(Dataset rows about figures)
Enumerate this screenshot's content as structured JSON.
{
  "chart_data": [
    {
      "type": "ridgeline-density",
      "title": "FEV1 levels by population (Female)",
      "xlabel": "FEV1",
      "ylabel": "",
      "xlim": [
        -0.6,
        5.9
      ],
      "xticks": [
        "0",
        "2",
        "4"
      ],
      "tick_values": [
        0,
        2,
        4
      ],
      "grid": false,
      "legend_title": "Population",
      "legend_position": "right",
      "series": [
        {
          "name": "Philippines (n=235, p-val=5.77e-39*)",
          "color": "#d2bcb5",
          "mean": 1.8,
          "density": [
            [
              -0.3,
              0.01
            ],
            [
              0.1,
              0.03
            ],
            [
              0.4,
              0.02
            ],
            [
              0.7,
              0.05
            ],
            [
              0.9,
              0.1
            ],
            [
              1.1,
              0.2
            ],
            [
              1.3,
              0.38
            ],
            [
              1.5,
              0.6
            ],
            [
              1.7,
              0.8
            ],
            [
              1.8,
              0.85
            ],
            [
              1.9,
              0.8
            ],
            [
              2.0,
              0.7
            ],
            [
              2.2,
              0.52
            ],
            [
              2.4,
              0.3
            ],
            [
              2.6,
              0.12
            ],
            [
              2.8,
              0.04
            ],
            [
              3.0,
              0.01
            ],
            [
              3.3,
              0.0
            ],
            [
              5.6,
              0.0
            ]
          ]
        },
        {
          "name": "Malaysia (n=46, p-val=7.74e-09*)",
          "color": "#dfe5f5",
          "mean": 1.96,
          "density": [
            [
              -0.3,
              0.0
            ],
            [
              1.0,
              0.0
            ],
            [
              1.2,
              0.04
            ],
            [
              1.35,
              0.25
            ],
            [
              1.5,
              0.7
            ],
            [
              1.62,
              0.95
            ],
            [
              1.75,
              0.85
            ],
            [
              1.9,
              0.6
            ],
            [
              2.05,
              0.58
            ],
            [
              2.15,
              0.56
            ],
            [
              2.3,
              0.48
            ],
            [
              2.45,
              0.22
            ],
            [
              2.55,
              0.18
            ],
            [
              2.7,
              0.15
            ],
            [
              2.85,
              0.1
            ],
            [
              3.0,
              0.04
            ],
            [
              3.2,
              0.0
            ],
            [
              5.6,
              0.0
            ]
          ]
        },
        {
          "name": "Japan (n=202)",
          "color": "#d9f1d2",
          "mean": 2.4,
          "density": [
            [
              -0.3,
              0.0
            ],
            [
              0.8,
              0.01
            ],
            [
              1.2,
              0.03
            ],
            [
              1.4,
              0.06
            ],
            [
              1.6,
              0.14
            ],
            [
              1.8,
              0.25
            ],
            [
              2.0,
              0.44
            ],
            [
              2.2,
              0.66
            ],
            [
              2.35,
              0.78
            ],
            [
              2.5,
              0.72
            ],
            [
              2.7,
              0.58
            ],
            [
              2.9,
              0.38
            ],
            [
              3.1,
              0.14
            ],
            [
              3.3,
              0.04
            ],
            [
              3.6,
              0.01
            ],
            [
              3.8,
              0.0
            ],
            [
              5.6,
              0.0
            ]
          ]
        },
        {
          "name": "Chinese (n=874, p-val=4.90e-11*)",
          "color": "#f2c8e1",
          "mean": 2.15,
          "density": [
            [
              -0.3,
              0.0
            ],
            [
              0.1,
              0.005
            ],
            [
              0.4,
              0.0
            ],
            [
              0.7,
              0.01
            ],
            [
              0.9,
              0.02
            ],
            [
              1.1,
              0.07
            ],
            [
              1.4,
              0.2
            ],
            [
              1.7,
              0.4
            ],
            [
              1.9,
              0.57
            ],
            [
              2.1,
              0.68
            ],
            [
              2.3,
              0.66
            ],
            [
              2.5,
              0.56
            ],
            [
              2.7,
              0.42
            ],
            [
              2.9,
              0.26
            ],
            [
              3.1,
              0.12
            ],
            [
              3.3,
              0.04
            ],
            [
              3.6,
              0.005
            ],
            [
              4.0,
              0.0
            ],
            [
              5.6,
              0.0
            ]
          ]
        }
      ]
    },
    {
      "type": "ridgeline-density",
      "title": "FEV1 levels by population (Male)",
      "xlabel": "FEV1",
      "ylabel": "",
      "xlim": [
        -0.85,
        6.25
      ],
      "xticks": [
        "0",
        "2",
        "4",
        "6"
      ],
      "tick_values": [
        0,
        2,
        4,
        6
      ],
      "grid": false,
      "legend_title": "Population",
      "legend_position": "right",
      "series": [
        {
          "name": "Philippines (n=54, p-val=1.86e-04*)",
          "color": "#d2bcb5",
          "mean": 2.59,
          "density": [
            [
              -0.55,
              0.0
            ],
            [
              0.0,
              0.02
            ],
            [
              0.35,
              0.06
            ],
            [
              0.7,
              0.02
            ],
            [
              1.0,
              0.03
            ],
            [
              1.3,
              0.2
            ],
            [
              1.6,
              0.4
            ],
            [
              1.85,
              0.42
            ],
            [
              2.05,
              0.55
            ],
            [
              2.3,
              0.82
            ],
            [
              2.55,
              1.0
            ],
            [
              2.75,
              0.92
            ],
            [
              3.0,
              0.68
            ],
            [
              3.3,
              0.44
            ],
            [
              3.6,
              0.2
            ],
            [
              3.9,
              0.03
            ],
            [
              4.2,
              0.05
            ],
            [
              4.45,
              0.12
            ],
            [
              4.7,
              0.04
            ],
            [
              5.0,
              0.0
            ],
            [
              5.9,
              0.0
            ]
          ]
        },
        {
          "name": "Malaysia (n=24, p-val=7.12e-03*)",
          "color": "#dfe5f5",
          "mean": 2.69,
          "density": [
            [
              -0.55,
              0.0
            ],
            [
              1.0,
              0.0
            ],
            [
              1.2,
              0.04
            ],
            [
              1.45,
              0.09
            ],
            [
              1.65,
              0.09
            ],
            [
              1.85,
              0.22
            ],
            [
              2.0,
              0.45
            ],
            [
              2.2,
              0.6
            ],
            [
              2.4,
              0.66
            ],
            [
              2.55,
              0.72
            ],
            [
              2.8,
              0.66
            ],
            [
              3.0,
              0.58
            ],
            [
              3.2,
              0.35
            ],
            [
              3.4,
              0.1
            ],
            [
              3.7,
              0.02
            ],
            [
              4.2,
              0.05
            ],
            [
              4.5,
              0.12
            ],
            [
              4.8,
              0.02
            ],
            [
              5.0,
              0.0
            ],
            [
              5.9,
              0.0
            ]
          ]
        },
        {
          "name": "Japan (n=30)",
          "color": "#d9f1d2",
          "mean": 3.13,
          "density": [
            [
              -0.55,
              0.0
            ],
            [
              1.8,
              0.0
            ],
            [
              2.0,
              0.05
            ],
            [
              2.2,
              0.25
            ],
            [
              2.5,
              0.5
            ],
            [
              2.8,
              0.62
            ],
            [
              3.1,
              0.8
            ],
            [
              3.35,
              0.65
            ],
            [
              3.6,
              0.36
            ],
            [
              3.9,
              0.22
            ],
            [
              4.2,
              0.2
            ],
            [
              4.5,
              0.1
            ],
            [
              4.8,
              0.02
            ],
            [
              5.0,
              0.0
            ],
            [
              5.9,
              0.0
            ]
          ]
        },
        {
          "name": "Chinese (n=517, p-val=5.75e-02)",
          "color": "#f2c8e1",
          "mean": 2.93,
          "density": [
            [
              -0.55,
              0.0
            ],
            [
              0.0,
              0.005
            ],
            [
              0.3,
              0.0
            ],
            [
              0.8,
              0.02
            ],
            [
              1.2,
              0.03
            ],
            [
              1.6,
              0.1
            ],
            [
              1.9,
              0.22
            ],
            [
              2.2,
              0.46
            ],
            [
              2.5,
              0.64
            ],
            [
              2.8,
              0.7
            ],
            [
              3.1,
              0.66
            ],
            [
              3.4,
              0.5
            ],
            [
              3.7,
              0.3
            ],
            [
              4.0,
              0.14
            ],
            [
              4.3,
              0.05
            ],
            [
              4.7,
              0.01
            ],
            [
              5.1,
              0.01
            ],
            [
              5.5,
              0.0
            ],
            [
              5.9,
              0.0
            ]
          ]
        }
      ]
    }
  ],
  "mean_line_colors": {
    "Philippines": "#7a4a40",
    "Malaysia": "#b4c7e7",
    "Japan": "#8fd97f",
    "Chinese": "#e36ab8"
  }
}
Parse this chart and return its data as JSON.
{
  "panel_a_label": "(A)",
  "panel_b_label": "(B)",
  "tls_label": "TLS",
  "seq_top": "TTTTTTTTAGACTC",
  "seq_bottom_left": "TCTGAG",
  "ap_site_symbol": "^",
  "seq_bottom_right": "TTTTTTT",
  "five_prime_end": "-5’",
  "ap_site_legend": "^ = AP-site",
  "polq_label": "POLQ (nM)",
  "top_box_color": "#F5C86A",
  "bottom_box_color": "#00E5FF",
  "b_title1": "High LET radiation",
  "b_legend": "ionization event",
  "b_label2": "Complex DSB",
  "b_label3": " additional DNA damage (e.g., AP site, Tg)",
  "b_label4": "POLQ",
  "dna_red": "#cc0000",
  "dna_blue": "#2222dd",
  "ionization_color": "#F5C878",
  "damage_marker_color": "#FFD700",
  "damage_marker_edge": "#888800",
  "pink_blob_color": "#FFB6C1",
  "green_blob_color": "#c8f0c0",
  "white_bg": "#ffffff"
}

:: Task statement ::
Pull every line containing "Malaysia" out of the data above.

:: Result ::
          "name": "Malaysia (n=46, p-val=7.74e-09*)",
          "name": "Malaysia (n=24, p-val=7.12e-03*)",
    "Malaysia": "#b4c7e7",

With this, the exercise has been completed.